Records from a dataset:

========

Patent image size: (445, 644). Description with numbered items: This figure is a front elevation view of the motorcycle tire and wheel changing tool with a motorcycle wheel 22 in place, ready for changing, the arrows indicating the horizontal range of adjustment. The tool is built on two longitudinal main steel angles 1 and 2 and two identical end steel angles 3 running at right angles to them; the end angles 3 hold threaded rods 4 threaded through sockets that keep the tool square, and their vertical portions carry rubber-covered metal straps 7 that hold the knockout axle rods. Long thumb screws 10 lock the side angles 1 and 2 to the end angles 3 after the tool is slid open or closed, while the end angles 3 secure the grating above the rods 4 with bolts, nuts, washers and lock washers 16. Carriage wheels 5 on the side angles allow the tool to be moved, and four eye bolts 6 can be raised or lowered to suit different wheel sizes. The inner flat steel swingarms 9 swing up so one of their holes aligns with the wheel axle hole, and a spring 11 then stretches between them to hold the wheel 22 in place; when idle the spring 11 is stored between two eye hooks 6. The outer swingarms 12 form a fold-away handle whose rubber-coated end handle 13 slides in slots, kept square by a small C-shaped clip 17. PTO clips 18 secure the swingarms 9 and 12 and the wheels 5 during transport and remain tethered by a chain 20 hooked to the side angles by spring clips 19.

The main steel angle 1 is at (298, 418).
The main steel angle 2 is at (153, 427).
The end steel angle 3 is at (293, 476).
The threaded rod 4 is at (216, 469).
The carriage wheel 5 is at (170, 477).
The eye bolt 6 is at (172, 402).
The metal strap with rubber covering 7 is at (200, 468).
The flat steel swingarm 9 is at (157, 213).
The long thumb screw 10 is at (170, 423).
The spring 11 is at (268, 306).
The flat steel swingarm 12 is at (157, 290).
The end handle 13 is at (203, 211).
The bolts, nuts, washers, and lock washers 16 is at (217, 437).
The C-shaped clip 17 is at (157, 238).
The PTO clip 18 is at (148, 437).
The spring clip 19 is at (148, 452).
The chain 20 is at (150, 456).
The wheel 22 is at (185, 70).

========

Retype the records word for word, starting with the first line and stopping after the line that contains "The end handle 13 is at (203, 211).". Include that line.

Response:
Patent image size: (445, 644). Description with numbered items: This figure is a front elevation view of the motorcycle tire and wheel changing tool with a motorcycle wheel 22 in place, ready for changing, the arrows indicating the horizontal range of adjustment. The tool is built on two longitudinal main steel angles 1 and 2 and two identical end steel angles 3 running at right angles to them; the end angles 3 hold threaded rods 4 threaded through sockets that keep the tool square, and their vertical portions carry rubber-covered metal straps 7 that hold the knockout axle rods. Long thumb screws 10 lock the side angles 1 and 2 to the end angles 3 after the tool is slid open or closed, while the end angles 3 secure the grating above the rods 4 with bolts, nuts, washers and lock washers 16. Carriage wheels 5 on the side angles allow the tool to be moved, and four eye bolts 6 can be raised or lowered to suit different wheel sizes. The inner flat steel swingarms 9 swing up so one of their holes aligns with the wheel axle hole, and a spring 11 then stretches between them to hold the wheel 22 in place; when idle the spring 11 is stored between two eye hooks 6. The outer swingarms 12 form a fold-away handle whose rubber-coated end handle 13 slides in slots, kept square by a small C-shaped clip 17. PTO clips 18 secure the swingarms 9 and 12 and the wheels 5 during transport and remain tethered by a chain 20 hooked to the side angles by spring clips 19.

The main steel angle 1 is at (298, 418).
The main steel angle 2 is at (153, 427).
The end steel angle 3 is at (293, 476).
The threaded rod 4 is at (216, 469).
The carriage wheel 5 is at (170, 477).
The eye bolt 6 is at (172, 402).
The metal strap with rubber covering 7 is at (200, 468).
The flat steel swingarm 9 is at (157, 213).
The long thumb screw 10 is at (170, 423).
The spring 11 is at (268, 306).
The flat steel swingarm 12 is at (157, 290).
The end handle 13 is at (203, 211).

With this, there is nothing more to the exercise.